#### Exercise
From the material below, list every line containing "μετὰ".

#### Extracted material
╭──
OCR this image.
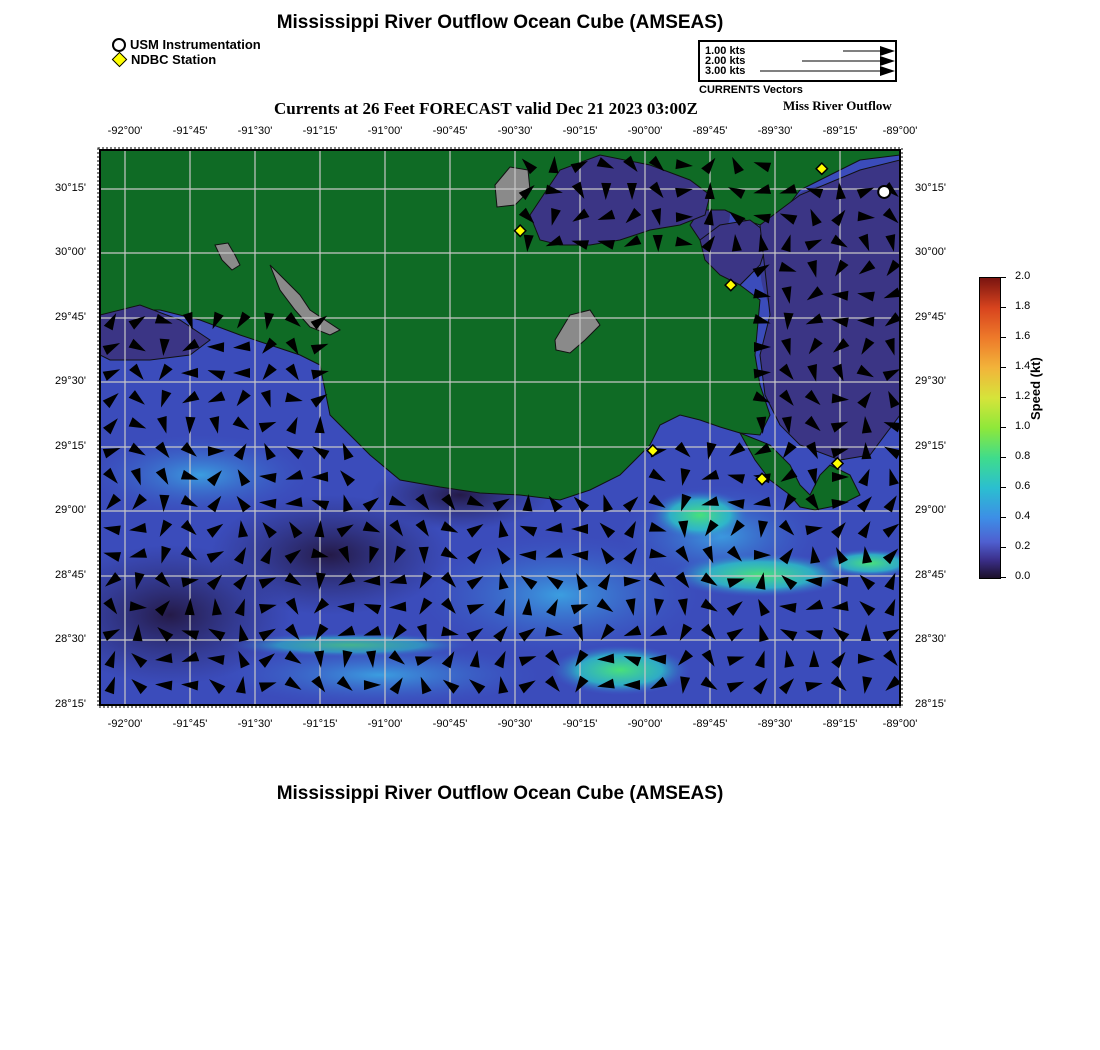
Mississippi River Outflow Ocean Cube (AMSEAS)
USM Instrumentation
NDBC Station
1.00 kts
2.00 kts
3.00 kts
CURRENTS Vectors
Currents at 26 Feet FORECAST valid Dec 21 2023 03:00Z	Miss River Outflow
-92°00'	-91°45'	-91°30'	-91°15'	-91°00'	-90°45'	-90°30'	-90°15'	-90°00'	-89°45'	-89°30'	-89°15'	-89°00'
-92°00'	-91°45'	-91°30'	-91°15'	-91°00'	-90°45'	-90°30'	-90°15'	-90°00'	-89°45'	-89°30'	-89°15'	-89°00'
30°15'
30°00'
29°45'
29°30'
29°15'
29°00'
28°45'
28°30'
28°15'
30°15'
30°00'
29°45'
29°30'
29°15'
29°00'
28°45'
28°30'
28°15'
2.0
1.8
1.6
1.4
1.2
1.0
0.8
0.6
0.4
0.2
0.0
Speed (kt)
Mississippi River Outflow Ocean Cube (AMSEAS)
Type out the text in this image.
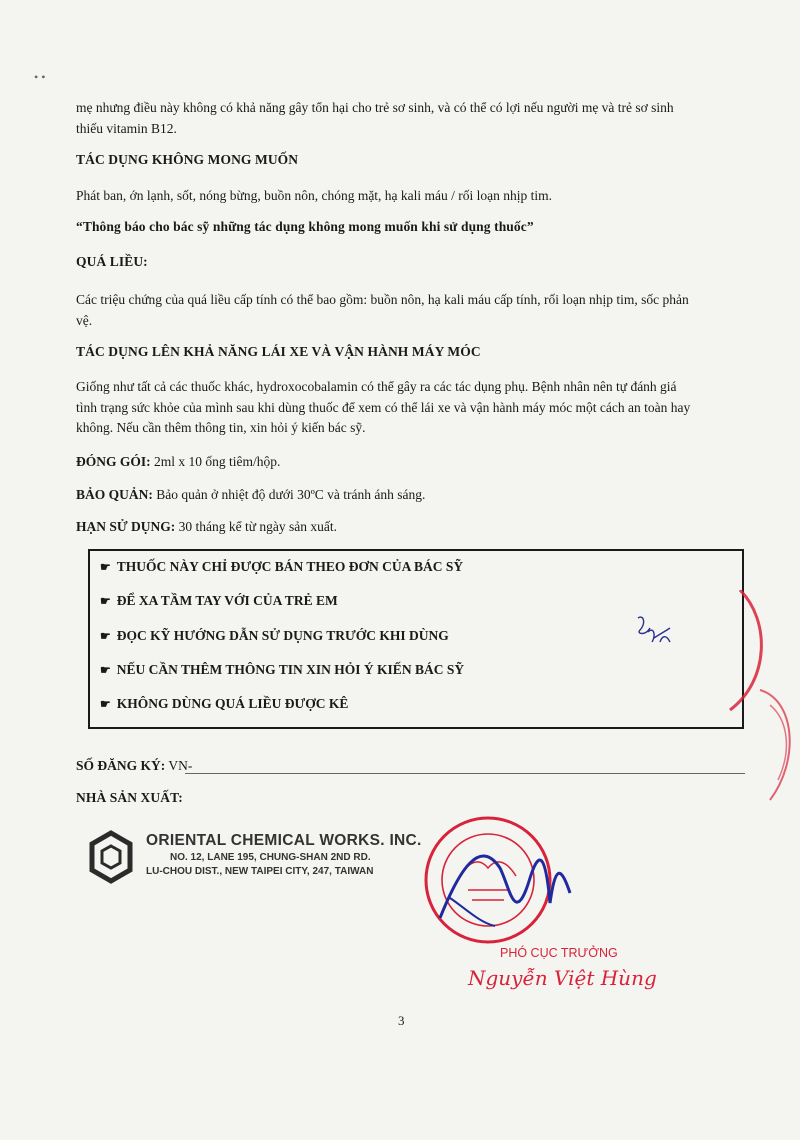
• •

mẹ nhưng điều này không có khả năng gây tổn hại cho trẻ sơ sinh, và có thể có lợi nếu người mẹ và trẻ sơ sinh

thiếu vitamin B12.

TÁC DỤNG KHÔNG MONG MUỐN

Phát ban, ớn lạnh, sốt, nóng bừng, buồn nôn, chóng mặt, hạ kali máu / rối loạn nhịp tim.

“Thông báo cho bác sỹ những tác dụng không mong muốn khi sử dụng thuốc”

QUÁ LIỀU:

Các triệu chứng của quá liều cấp tính có thể bao gồm: buồn nôn, hạ kali máu cấp tính, rối loạn nhịp tim, sốc phản

vệ.

TÁC DỤNG LÊN KHẢ NĂNG LÁI XE VÀ VẬN HÀNH MÁY MÓC

Giống như tất cả các thuốc khác, hydroxocobalamin có thể gây ra các tác dụng phụ. Bệnh nhân nên tự đánh giá

tình trạng sức khỏe của mình sau khi dùng thuốc để xem có thể lái xe và vận hành máy móc một cách an toàn hay

không. Nếu cần thêm thông tin, xin hỏi ý kiến bác sỹ.

ĐÓNG GÓI: 2ml x 10 ống tiêm/hộp.

BẢO QUẢN: Bảo quản ở nhiệt độ dưới 30ºC và tránh ánh sáng.

HẠN SỬ DỤNG: 30 tháng kể từ ngày sản xuất.

☛ THUỐC NÀY CHỈ ĐƯỢC BÁN THEO ĐƠN CỦA BÁC SỸ
☛ ĐỂ XA TẦM TAY VỚI CỦA TRẺ EM
☛ ĐỌC KỸ HƯỚNG DẪN SỬ DỤNG TRƯỚC KHI DÙNG
☛ NẾU CẦN THÊM THÔNG TIN XIN HỎI Ý KIẾN BÁC SỸ
☛ KHÔNG DÙNG QUÁ LIỀU ĐƯỢC KÊ

SỐ ĐĂNG KÝ: VN-

NHÀ SẢN XUẤT:

ORIENTAL CHEMICAL WORKS. INC.
NO. 12, LANE 195, CHUNG-SHAN 2ND RD.
LU-CHOU DIST., NEW TAIPEI CITY, 247, TAIWAN
PHÓ CỤC TRƯỞNG
Nguyễn Việt Hùng
3
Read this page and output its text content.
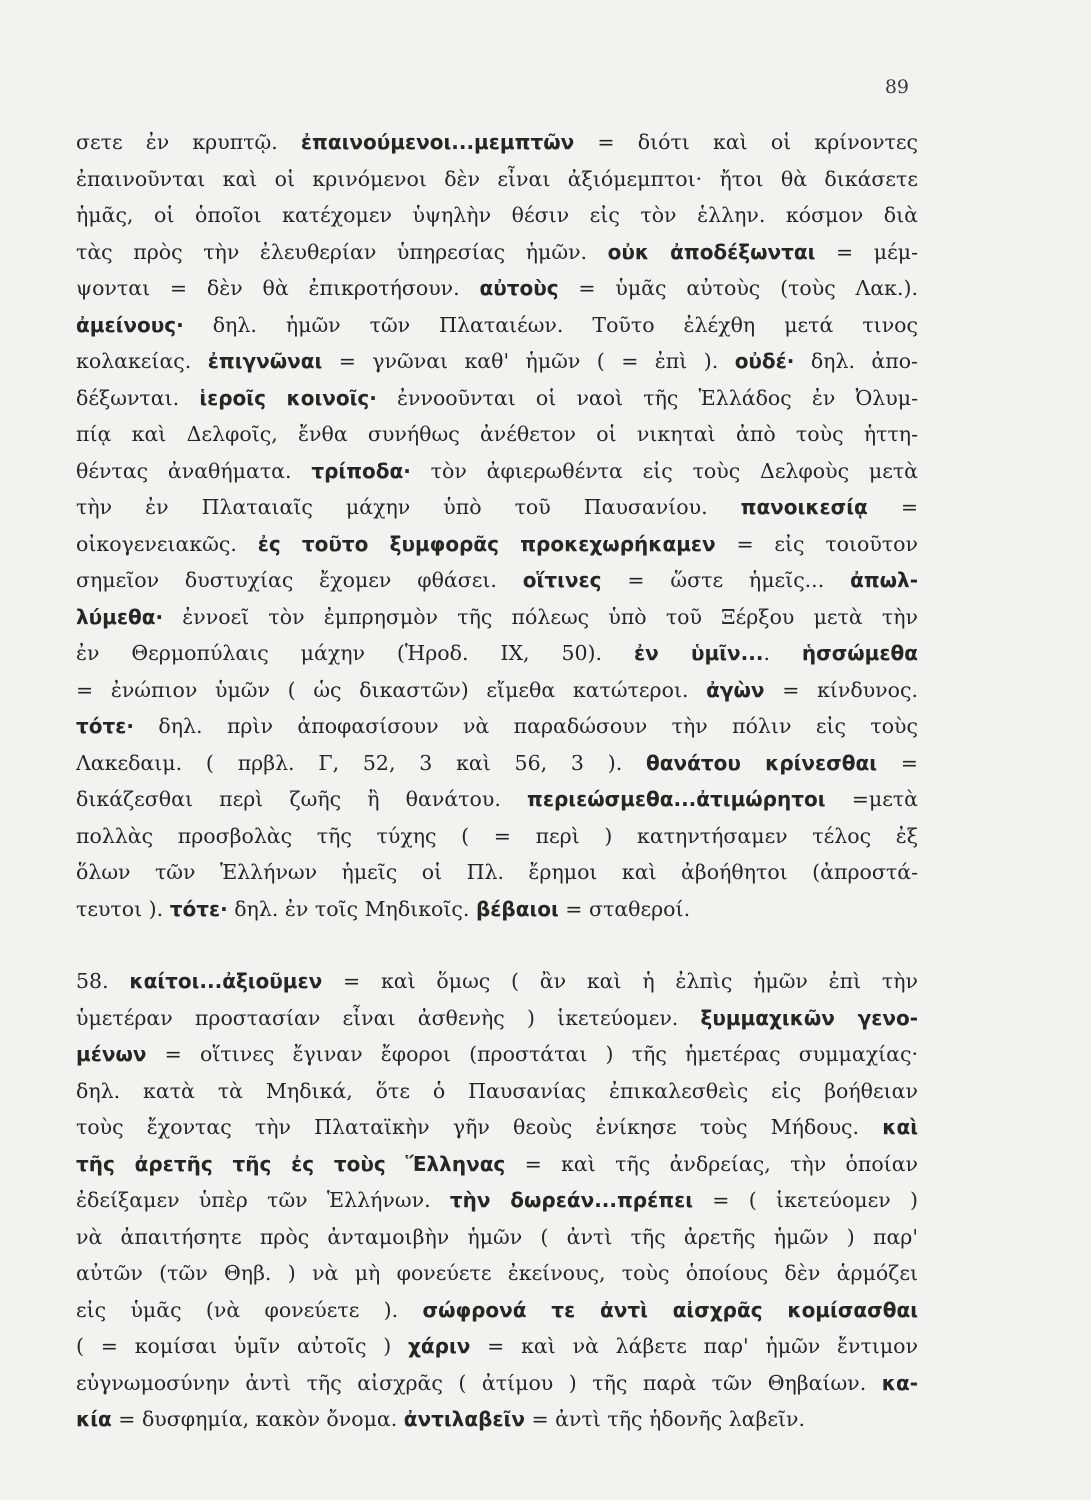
89
σετε ἐν κρυπτῷ. ἐπαινούμενοι...μεμπτῶν = διότι καὶ οἱ κρίνοντες
ἐπαινοῦνται καὶ οἱ κρινόμενοι δὲν εἶναι ἀξιόμεμπτοι· ἤτοι θὰ δικάσετε
ἡμᾶς, οἱ ὁποῖοι κατέχομεν ὑψηλὴν θέσιν εἰς τὸν ἑλλην. κόσμον διὰ
τὰς πρὸς τὴν ἐλευθερίαν ὑπηρεσίας ἡμῶν. οὐκ ἀποδέξωνται = μέμ-
ψονται = δὲν θὰ ἐπικροτήσουν. αὐτοὺς = ὑμᾶς αὐτοὺς (τοὺς Λακ.).
ἀμείνους· δηλ. ἡμῶν τῶν Πλαταιέων. Τοῦτο ἐλέχθη μετά τινος
κολακείας. ἐπιγνῶναι = γνῶναι καθ' ἡμῶν ( = ἐπὶ ). οὐδέ· δηλ. ἀπο-
δέξωνται. ἱεροῖς κοινοῖς· ἐννοοῦνται οἱ ναοὶ τῆς Ἑλλάδος ἐν Ὀλυμ-
πίᾳ καὶ Δελφοῖς, ἔνθα συνήθως ἀνέθετον οἱ νικηταὶ ἀπὸ τοὺς ἡττη-
θέντας ἀναθήματα. τρίποδα· τὸν ἀφιερωθέντα εἰς τοὺς Δελφοὺς μετὰ
τὴν ἐν Πλαταιαῖς μάχην ὑπὸ τοῦ Παυσανίου. πανοικεσίᾳ =
οἰκογενειακῶς. ἐς τοῦτο ξυμφορᾶς προκεχωρήκαμεν = εἰς τοιοῦτον
σημεῖον δυστυχίας ἔχομεν φθάσει. οἵτινες = ὥστε ἡμεῖς... ἀπωλ-
λύμεθα· ἐννοεῖ τὸν ἐμπρησμὸν τῆς πόλεως ὑπὸ τοῦ Ξέρξου μετὰ τὴν
ἐν Θερμοπύλαις μάχην (Ἡροδ. ΙΧ, 50). ἐν ὑμῖν.... ἡσσώμεθα
= ἐνώπιον ὑμῶν ( ὡς δικαστῶν) εἴμεθα κατώτεροι. ἀγὼν = κίνδυνος.
τότε· δηλ. πρὶν ἀποφασίσουν νὰ παραδώσουν τὴν πόλιν εἰς τοὺς
Λακεδαιμ. ( πρβλ. Γ, 52, 3 καὶ 56, 3 ). θανάτου κρίνεσθαι =
δικάζεσθαι περὶ ζωῆς ἢ θανάτου. περιεώσμεθα...ἀτιμώρητοι =μετὰ
πολλὰς προσβολὰς τῆς τύχης ( = περὶ ) κατηντήσαμεν τέλος ἐξ
ὅλων τῶν Ἑλλήνων ἡμεῖς οἱ Πλ. ἔρημοι καὶ ἀβοήθητοι (ἀπροστά-
τευτοι ). τότε· δηλ. ἐν τοῖς Μηδικοῖς. βέβαιοι = σταθεροί.
58. καίτοι...ἀξιοῦμεν = καὶ ὅμως ( ἂν καὶ ἡ ἐλπὶς ἡμῶν ἐπὶ τὴν
ὑμετέραν προστασίαν εἶναι ἀσθενὴς ) ἱκετεύομεν. ξυμμαχικῶν γενο-
μένων = οἵτινες ἔγιναν ἔφοροι (προστάται ) τῆς ἡμετέρας συμμαχίας·
δηλ. κατὰ τὰ Μηδικά, ὅτε ὁ Παυσανίας ἐπικαλεσθεὶς εἰς βοήθειαν
τοὺς ἔχοντας τὴν Πλαταϊκὴν γῆν θεοὺς ἐνίκησε τοὺς Μήδους. καὶ
τῆς ἀρετῆς τῆς ἐς τοὺς Ἕλληνας = καὶ τῆς ἀνδρείας, τὴν ὁποίαν
ἐδείξαμεν ὑπὲρ τῶν Ἑλλήνων. τὴν δωρεάν...πρέπει = ( ἱκετεύομεν )
νὰ ἀπαιτήσητε πρὸς ἀνταμοιβὴν ἡμῶν ( ἀντὶ τῆς ἀρετῆς ἡμῶν ) παρ'
αὐτῶν (τῶν Θηβ. ) νὰ μὴ φονεύετε ἐκείνους, τοὺς ὁποίους δὲν ἁρμόζει
εἰς ὑμᾶς (νὰ φονεύετε ). σώφρονά τε ἀντὶ αἰσχρᾶς κομίσασθαι
( = κομίσαι ὑμῖν αὐτοῖς ) χάριν = καὶ νὰ λάβετε παρ' ἡμῶν ἔντιμον
εὐγνωμοσύνην ἀντὶ τῆς αἰσχρᾶς ( ἀτίμου ) τῆς παρὰ τῶν Θηβαίων. κα-
κία = δυσφημία, κακὸν ὄνομα. ἀντιλαβεῖν = ἀντὶ τῆς ἡδονῆς λαβεῖν.
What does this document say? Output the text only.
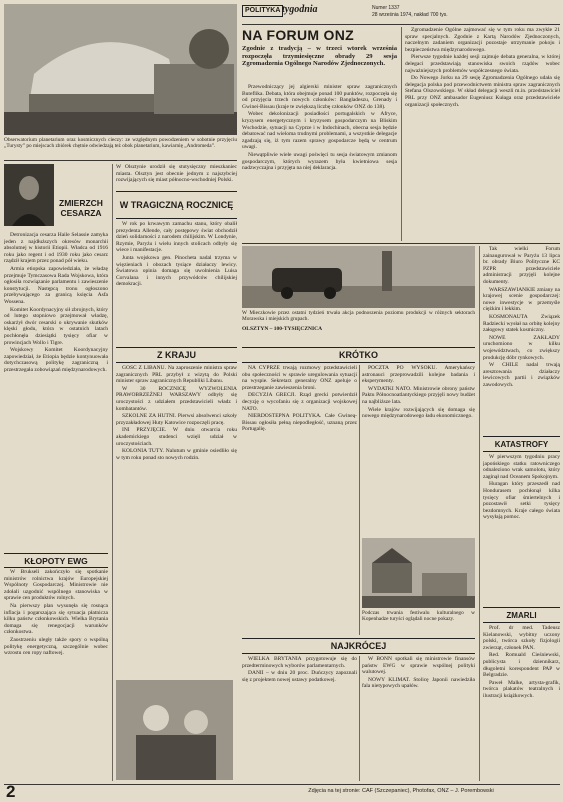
Obserwatorium planetarium oraz kosmicznych cieczy: ze względnym powodzeniem w sobotnie przyjęciu „Turysty” po miejscach zbiórek chętnie odwiedzają też obok planetarium, kawiarnię „Andromeda”.
POLITYKA tygodnia	Numer 1337
28 września 1974, nakład 700 tys.
NA FORUM ONZ
Zgodnie z tradycją – w trzeci wtorek września rozpoczęła trzymiesięczne obrady 29 sesja Zgromadzenia Ogólnego Narodów Zjednoczonych.

Przewodniczący jej algierski minister spraw zagranicznych Buteflika. Debata, która obejmuje ponad 100 punktów, rozpoczęła się od przyjęcia trzech nowych członków: Bangladeszu, Grenady i Gwinei-Bissau (kraje te zwiększą liczbę członków ONZ do 138).

Wobec dekolonizacji posiadłości portugalskich w Afryce, kryzysem energetycznym i kryzysem gospodarczym na Bliskim Wschodzie, sytuacji na Cyprze i w Indochinach, obecna sesja będzie debatować nad wieloma trudnymi problemami, a wszystkie delegacje zgadzają się, iż tym razem sprawy gospodarcze będą w centrum uwagi.

Niewątpliwie wiele uwagi poświęci tu sesja światowym zmianom gospodarczym, których wyrazem była kwietniowa sesja nadzwyczajna i przyjęta na niej deklaracja.

Zgromadzenie Ogólne zajmować się w tym roku ma zwykle 21 spraw specjalnych. Zgodnie z Kartą Narodów Zjednoczonych, naczelnym zadaniem organizacji pozostaje utrzymanie pokoju i bezpieczeństwa międzynarodowego.

Pierwsze tygodnie każdej sesji zajmuje debata generalna, w której delegaci przedstawiają stanowiska swoich rządów wobec najważniejszych problemów współczesnego świata.

Do Nowego Jorku na 29 sesję Zgromadzenia Ogólnego udała się delegacja polska pod przewodnictwem ministra spraw zagranicznych Stefana Olszowskiego. W skład delegacji weszli m.in. przedstawiciel PRL przy ONZ ambasador Eugeniusz Kułaga oraz przedstawiciele organizacji społecznych.

ZMIERZCH CESARZA

Detronizacja cesarza Haile Selassie zamyka jeden z najdłuższych okresów monarchii absolutnej w historii Etiopii. Władca od 1916 roku jako regent i od 1930 roku jako cesarz rządził krajem przez ponad pół wieku.

Armia etiopska zapowiedziała, że władzę przejmuje Tymczasowa Rada Wojskowa, która ogłosiła rozwiązanie parlamentu i zawieszenie konstytucji. Następcą tronu ogłoszono przebywającego za granicą księcia Asfa Wossena.

Komitet Koordynacyjny sił zbrojnych, który od lutego stopniowo przejmował władzę, oskarżył dwór cesarski o ukrywanie skutków klęski głodu, która w ostatnich latach pochłonęła dziesiątki tysięcy ofiar w prowincjach Wollo i Tigre.

Wojskowy Komitet Koordynacyjny zapowiedział, że Etiopia będzie kontynuowała dotychczasową politykę zagraniczną i przestrzegała zobowiązań międzynarodowych.

KŁOPOTY EWG

W Brukseli zakończyło się spotkanie ministrów rolnictwa krajów Europejskiej Wspólnoty Gospodarczej. Ministrowie nie zdołali uzgodnić wspólnego stanowiska w sprawie cen produktów rolnych.

Na pierwszy plan wysunęła się rosnąca inflacja i pogarszająca się sytuacja płatnicza kilku państw członkowskich. Wielka Brytania domaga się renegocjacji warunków członkostwa.

Zaostrzeniu uległy także spory o wspólną politykę energetyczną, szczególnie wobec wzrostu cen ropy naftowej.

W Olsztynie urodził się stutysięczny mieszkaniec miasta. Olsztyn jest obecnie jednym z najszybciej rozwijających się miast północno-wschodniej Polski.

W TRAGICZNĄ ROCZNICĘ

W rok po krwawym zamachu stanu, który obalił prezydenta Allende, cały postępowy świat obchodził dzień solidarności z narodem chilijskim. W Londynie, Rzymie, Paryżu i wielu innych stolicach odbyły się wiece i manifestacje.

Junta wojskowa gen. Pinocheta nadal trzyma w więzieniach i obozach tysiące działaczy lewicy. Światowa opinia domaga się uwolnienia Luisa Corvalana i innych przywódców chilijskiej demokracji.

Z KRAJU

GOŚĆ Z LIBANU. Na zaproszenie ministra spraw zagranicznych PRL przybył z wizytą do Polski minister spraw zagranicznych Republiki Libanu.

W 30 ROCZNICĘ WYZWOLENIA PRAWOBRZEŻNEJ WARSZAWY odbyły się uroczystości z udziałem przedstawicieli władz i kombatantów.

SZKOLNE ZA HUTNI. Pierwsi absolwenci szkoły przyzakładowej Huty Katowice rozpoczęli pracę.

INI PRZYJĘCIE. W dniu otwarcia roku akademickiego studenci wzięli udział w uroczystościach.

KOLONIA TUTY. Nalutum w gminie osiedliło się w tym roku ponad sto nowych rodzin.

W Mieczkowie przez ostatni tydzień trwała akcja podnoszenia poziomu produkcji w różnych sektorach Morawska i miejskich grupach.

OLSZTYN – 100-TYSIĘCZNICA

KRÓTKO

NA CYPRZE trwają rozmowy przedstawicieli obu społeczności w sprawie uregulowania sytuacji na wyspie. Sekretarz generalny ONZ apeluje o przestrzeganie zawieszenia broni.

DECYZJA GRECJI. Rząd grecki potwierdził decyzję o wycofaniu się z organizacji wojskowej NATO.

NIERDOSTEPNA POLITYKA. Całe Gwineą-Bissau ogłosiła pełną niepodległość, uznaną przez Portugalię.

POCZTA PO WYSOKU. Amerykańscy astronauci przeprowadzili kolejne badania i eksperymenty.

WYDATKI NATO. Ministrowie obrony państw Paktu Północnoatlantyckiego przyjęli nowy budżet na najbliższe lata.

Wiele krajów rozwijających się domaga się nowego międzynarodowego ładu ekonomicznego.

Podczas trwania festiwalu kulturalnego w Kopenhadze turyści oglądali nocne pokazy.
NAJKRÓCEJ

WIELKA BRYTANIA przygotowuje się do przedterminowych wyborów parlamentarnych.

DANII – w dniu 20 proc. Duńczycy zapoznali się z projektem nowej ustawy podatkowej.

W BONN spotkali się ministrowie finansów państw EWG w sprawie wspólnej polityki walutowej.

NOWY KLIMAT. Stolicę Japonii nawiedziła fala nietypowych upałów.

Tak wielki Forum zainaugurował w Paryżu 13 lipca br. obrady Biuro Polityczne KC PZPR przedstawiciele administracji przyjęli kolejne dokumenty.

WARSZAWIANKIE zmiany na krajowej scenie gospodarczej: nowe inwestycje w przemyśle ciężkim i lekkim.

KOSMONAUTA Związek Radziecki wysłał na orbitę kolejny załogowy statek kosmiczny.

NOWE ZAKŁADY uruchomiono w kilku województwach, co zwiększy produkcję dóbr rynkowych.

W CHILE nadal trwają aresztowania działaczy lewicowych partii i związków zawodowych.

KATASTROFY

W pierwszym tygodniu pracy japońskiego statku ratowniczego odnaleziono wrak samolotu, który zaginął nad Oceanem Spokojnym.

Huragan który przeszedł nad Hondurasem pochłonął kilka tysięcy ofiar śmiertelnych i pozostawił setki tysięcy bezdomnych. Kraje całego świata wysyłają pomoc.

ZMARLI

Prof. dr med. Tadeusz Kielanowski, wybitny uczony polski, twórca szkoły fizjologii zwierząt, członek PAN.

Red. Romuald Cieśniewski, publicysta i dziennikarz, długoletni korespondent PAP w Belgradzie.

Paweł Malke, artysta-grafik, twórca plakatów teatralnych i ilustracji książkowych.

2	Zdjęcia na tej stronie: CAF (Szczepaniec), Photofax, ONZ – J. Porembowski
╰──
#### Solution
θέντας ἀναθήματα. τρίποδα· τὸν ἀφιερωθέντα εἰς τοὺς Δελφοὺς μετὰ
λύμεθα· ἐννοεῖ τὸν ἐμπρησμὸν τῆς πόλεως ὑπὸ τοῦ Ξέρξου μετὰ τὴν
δικάζεσθαι περὶ ζωῆς ἢ θανάτου. περιεώσμεθα...ἀτιμώρητοι =μετὰ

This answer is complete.